-- Data shown --
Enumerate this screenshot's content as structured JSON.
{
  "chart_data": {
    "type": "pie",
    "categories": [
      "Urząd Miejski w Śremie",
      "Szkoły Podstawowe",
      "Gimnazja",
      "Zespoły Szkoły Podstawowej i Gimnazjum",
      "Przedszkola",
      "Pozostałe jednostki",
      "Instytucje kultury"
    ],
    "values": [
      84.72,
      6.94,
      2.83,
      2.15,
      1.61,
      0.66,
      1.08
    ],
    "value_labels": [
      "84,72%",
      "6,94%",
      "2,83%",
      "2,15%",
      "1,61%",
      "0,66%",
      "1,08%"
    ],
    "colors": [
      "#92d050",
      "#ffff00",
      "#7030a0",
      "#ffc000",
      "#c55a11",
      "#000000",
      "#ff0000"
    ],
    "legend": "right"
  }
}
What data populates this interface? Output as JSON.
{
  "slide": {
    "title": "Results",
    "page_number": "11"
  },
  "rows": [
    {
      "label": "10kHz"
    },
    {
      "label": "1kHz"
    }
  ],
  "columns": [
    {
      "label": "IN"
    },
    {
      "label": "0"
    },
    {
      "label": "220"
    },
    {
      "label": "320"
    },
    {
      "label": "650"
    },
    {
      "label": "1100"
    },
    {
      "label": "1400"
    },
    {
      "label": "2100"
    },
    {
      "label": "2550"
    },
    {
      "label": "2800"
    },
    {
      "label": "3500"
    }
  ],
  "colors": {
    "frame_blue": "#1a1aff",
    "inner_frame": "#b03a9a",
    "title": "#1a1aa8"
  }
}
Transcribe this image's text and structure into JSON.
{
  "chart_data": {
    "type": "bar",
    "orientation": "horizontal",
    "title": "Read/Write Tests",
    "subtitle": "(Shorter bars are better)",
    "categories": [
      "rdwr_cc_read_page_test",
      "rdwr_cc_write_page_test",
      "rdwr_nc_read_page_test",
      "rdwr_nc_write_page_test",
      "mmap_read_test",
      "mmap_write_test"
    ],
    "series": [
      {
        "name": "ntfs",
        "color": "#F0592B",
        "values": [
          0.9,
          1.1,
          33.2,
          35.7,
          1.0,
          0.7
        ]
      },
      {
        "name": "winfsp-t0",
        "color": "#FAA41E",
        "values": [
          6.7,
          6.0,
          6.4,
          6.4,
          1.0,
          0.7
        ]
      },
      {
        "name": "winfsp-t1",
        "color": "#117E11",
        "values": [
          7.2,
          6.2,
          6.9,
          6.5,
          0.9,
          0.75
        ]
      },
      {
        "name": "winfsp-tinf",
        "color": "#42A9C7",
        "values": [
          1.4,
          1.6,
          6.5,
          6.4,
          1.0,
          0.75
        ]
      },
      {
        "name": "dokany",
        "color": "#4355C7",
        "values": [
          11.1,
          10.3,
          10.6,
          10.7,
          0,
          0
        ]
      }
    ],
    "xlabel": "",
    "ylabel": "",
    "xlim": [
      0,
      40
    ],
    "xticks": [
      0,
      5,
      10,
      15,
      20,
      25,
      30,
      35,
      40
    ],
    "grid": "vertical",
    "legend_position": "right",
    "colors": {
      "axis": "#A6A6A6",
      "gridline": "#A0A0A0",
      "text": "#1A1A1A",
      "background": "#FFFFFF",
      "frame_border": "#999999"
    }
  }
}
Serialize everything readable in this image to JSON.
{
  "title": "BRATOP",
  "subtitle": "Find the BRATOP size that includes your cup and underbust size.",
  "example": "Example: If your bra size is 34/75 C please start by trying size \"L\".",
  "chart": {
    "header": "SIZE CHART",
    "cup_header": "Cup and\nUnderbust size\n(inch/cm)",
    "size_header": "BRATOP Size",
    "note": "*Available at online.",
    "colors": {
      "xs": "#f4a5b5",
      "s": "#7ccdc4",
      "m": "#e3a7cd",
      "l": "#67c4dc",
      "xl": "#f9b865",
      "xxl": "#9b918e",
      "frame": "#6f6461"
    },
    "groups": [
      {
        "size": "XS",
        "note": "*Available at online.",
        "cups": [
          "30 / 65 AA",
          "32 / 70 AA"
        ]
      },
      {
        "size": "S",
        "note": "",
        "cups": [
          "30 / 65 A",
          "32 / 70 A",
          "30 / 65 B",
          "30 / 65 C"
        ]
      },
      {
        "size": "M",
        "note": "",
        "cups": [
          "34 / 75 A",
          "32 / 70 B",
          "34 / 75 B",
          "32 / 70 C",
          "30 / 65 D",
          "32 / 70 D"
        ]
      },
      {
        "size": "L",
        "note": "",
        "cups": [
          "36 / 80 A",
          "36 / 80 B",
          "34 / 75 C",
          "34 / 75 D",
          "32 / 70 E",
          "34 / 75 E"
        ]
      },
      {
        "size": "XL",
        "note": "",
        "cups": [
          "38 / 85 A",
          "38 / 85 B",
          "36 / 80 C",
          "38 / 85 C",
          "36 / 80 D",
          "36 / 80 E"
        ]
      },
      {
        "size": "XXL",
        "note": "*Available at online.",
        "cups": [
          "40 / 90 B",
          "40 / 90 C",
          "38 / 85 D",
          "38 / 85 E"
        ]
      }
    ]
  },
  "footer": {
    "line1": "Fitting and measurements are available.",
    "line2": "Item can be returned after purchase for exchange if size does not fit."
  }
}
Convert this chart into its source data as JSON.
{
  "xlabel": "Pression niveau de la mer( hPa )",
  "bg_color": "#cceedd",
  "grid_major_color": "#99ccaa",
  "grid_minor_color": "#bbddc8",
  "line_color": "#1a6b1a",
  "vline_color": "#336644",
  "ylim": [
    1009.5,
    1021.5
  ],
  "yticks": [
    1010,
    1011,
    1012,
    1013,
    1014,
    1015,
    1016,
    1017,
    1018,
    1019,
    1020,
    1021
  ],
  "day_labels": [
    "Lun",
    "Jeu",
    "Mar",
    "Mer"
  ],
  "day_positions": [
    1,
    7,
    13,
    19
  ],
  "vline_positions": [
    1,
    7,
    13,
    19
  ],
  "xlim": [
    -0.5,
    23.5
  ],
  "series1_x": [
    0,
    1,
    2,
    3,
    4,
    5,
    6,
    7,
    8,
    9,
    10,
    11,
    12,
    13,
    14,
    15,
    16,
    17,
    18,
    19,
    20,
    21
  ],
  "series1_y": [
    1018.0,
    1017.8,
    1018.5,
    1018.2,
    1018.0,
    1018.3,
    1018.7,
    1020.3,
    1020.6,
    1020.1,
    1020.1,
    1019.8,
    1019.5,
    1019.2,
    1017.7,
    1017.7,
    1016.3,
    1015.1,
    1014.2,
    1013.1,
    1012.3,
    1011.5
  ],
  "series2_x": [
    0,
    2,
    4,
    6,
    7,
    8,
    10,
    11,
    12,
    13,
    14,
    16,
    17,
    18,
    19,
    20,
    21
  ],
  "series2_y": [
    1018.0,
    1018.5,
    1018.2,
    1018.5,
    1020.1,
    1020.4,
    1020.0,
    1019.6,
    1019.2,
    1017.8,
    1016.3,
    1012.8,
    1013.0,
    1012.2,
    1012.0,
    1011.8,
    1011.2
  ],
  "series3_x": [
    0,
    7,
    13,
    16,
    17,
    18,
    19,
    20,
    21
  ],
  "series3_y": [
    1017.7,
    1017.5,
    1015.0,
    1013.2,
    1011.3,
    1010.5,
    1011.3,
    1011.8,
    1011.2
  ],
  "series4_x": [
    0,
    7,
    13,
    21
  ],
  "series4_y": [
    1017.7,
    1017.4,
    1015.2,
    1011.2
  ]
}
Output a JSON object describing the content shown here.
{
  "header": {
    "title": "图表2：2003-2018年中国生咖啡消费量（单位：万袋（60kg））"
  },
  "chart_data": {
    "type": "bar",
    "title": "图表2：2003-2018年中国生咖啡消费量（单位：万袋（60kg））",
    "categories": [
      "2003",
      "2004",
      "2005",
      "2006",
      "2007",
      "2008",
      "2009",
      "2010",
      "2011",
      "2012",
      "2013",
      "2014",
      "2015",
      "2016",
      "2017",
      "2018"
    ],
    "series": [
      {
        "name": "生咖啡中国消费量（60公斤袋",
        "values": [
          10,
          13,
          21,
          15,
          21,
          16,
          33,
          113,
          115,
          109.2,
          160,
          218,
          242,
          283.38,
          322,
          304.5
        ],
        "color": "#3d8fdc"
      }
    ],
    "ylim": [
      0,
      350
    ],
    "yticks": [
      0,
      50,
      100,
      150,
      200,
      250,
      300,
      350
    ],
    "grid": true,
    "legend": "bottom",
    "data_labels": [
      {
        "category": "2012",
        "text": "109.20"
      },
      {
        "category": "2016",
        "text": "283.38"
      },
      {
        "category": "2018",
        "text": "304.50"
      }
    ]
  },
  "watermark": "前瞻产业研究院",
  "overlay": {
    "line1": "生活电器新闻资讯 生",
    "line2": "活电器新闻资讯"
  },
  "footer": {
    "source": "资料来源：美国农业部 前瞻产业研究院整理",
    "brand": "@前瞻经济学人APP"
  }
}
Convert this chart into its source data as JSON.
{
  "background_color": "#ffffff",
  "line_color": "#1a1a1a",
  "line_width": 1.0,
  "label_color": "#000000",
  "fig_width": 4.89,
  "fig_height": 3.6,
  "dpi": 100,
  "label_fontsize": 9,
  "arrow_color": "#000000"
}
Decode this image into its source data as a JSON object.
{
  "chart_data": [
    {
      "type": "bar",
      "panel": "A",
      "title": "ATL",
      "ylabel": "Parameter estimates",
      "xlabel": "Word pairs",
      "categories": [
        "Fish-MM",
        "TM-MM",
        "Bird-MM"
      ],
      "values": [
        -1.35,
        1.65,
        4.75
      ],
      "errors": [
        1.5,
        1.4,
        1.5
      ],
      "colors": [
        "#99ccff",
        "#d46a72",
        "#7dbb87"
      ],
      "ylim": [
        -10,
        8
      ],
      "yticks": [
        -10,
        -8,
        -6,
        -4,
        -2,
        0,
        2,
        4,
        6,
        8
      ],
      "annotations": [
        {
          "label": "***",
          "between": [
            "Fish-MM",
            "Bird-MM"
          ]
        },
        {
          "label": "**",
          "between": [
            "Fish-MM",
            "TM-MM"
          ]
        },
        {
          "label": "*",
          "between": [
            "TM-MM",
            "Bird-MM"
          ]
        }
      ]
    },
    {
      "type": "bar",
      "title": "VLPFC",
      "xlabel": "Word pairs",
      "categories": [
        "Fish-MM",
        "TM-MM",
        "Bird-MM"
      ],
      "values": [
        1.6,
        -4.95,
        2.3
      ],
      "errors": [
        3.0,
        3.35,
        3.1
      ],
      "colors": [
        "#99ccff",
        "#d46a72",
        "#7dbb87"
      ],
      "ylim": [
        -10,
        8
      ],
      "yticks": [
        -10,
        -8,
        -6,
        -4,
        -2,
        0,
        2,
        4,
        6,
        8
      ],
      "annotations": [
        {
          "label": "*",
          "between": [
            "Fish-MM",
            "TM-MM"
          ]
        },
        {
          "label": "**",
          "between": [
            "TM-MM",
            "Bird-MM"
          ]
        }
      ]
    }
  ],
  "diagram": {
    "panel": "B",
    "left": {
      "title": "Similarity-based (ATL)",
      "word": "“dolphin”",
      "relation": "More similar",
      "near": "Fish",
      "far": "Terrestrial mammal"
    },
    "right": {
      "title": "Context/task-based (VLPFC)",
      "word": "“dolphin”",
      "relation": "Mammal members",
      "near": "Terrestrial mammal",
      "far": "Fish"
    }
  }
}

-- Prompt --
Single out each line of the records above with the string "source" in it, and copy it.

-- Full response --
Convert this chart into its source data as JSON.
    "source": "资料来源：美国农业部 前瞻产业研究院整理",
Convert this chart into its source data as JSON.
Decode this image into its source data as a JSON object.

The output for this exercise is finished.